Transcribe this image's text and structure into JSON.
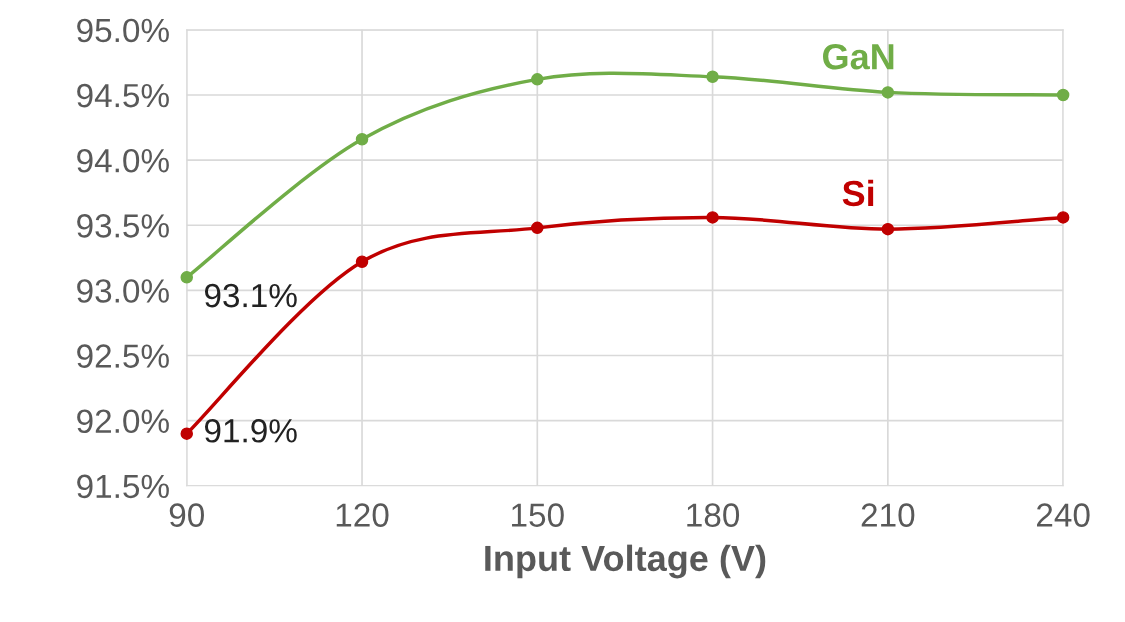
{
  "chart_data": {
    "type": "line",
    "xlabel": "Input Voltage (V)",
    "x": [
      90,
      120,
      150,
      180,
      210,
      240
    ],
    "series": [
      {
        "name": "GaN",
        "color": "#70ad47",
        "values": [
          93.1,
          94.16,
          94.62,
          94.64,
          94.52,
          94.5
        ],
        "value_labels": [
          "93.1%",
          null,
          null,
          null,
          null,
          null
        ]
      },
      {
        "name": "Si",
        "color": "#c00000",
        "values": [
          91.9,
          93.22,
          93.48,
          93.56,
          93.47,
          93.56
        ],
        "value_labels": [
          "91.9%",
          null,
          null,
          null,
          null,
          null
        ]
      }
    ],
    "xlim": [
      90,
      240
    ],
    "xticks": [
      90,
      120,
      150,
      180,
      210,
      240
    ],
    "ylim": [
      91.5,
      95.0
    ],
    "yticks": [
      {
        "value": 91.5,
        "label": "91.5%"
      },
      {
        "value": 92.0,
        "label": "92.0%"
      },
      {
        "value": 92.5,
        "label": "92.5%"
      },
      {
        "value": 93.0,
        "label": "93.0%"
      },
      {
        "value": 93.5,
        "label": "93.5%"
      },
      {
        "value": 94.0,
        "label": "94.0%"
      },
      {
        "value": 94.5,
        "label": "94.5%"
      },
      {
        "value": 95.0,
        "label": "95.0%"
      }
    ],
    "grid": true,
    "marker": "circle",
    "line_style": "solid",
    "legend": false
  }
}
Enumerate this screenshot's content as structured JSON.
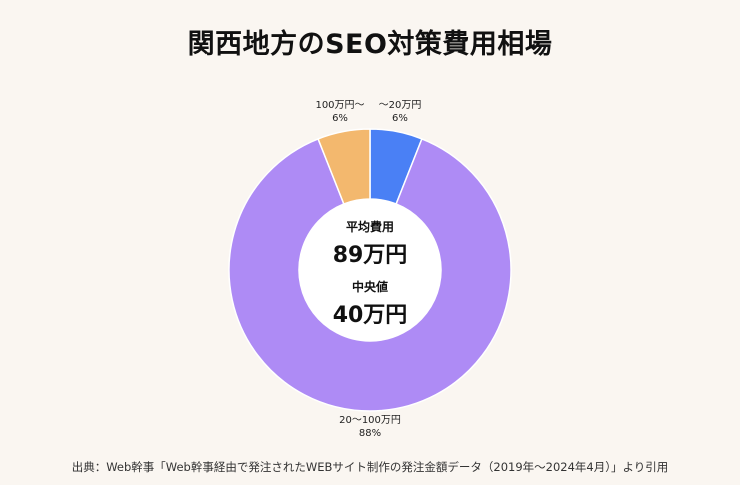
{
  "chart_data": {
    "type": "pie",
    "title": "関西地方のSEO対策費用相場",
    "categories": [
      "〜20万円",
      "20〜100万円",
      "100万円〜"
    ],
    "values": [
      6,
      88,
      6
    ],
    "percent_labels": [
      "6%",
      "88%",
      "6%"
    ],
    "colors": [
      "#4a80f5",
      "#ae8bf5",
      "#f3b86e"
    ],
    "center": {
      "average_label": "平均費用",
      "average_value": "89万円",
      "median_label": "中央値",
      "median_value": "40万円"
    }
  },
  "source": "出典：Web幹事「Web幹事経由で発注されたWEBサイト制作の発注金額データ（2019年〜2024年4月）」より引用"
}
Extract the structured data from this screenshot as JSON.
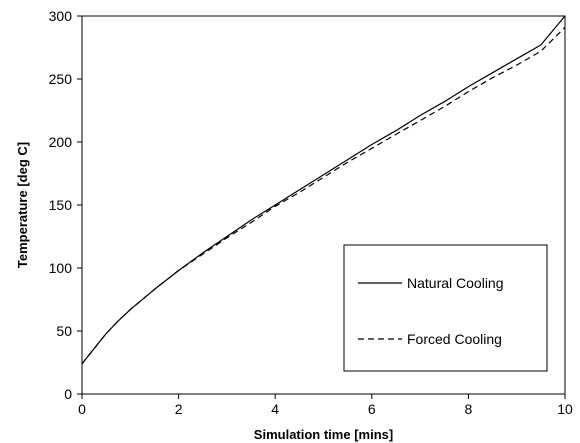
{
  "chart_data": {
    "type": "line",
    "title": "",
    "xlabel": "Simulation time [mins]",
    "ylabel": "Temperature [deg C]",
    "xlim": [
      0,
      10
    ],
    "ylim": [
      0,
      300
    ],
    "xticks": [
      0,
      2,
      4,
      6,
      8,
      10
    ],
    "yticks": [
      0,
      50,
      100,
      150,
      200,
      250,
      300
    ],
    "grid": false,
    "legend_position": "lower-right",
    "series": [
      {
        "name": "Natural Cooling",
        "style": "solid",
        "color": "#000000",
        "x": [
          0,
          0.25,
          0.5,
          0.75,
          1,
          1.5,
          2,
          2.5,
          3,
          3.5,
          4,
          4.5,
          5,
          5.5,
          6,
          6.5,
          7,
          7.5,
          8,
          8.5,
          9,
          9.5,
          10
        ],
        "y": [
          24,
          36,
          48,
          58,
          67,
          83,
          98,
          112,
          125,
          138,
          150,
          162,
          174,
          186,
          198,
          209,
          221,
          232,
          244,
          255,
          266,
          277,
          300
        ]
      },
      {
        "name": "Forced Cooling",
        "style": "dashed",
        "color": "#000000",
        "x": [
          0,
          0.25,
          0.5,
          0.75,
          1,
          1.5,
          2,
          2.5,
          3,
          3.5,
          4,
          4.5,
          5,
          5.5,
          6,
          6.5,
          7,
          7.5,
          8,
          8.5,
          9,
          9.5,
          10
        ],
        "y": [
          24,
          36,
          48,
          58,
          67,
          83,
          98,
          111,
          124,
          136,
          149,
          160,
          172,
          184,
          195,
          206,
          217,
          228,
          240,
          251,
          261,
          272,
          291
        ]
      }
    ]
  }
}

Exercise objective
Isolate the lines above that contain the word "name" and copy them.

Task result
        "name": "GaN",
        "name": "Si",
        "name": "Natural Cooling",
        "name": "Forced Cooling",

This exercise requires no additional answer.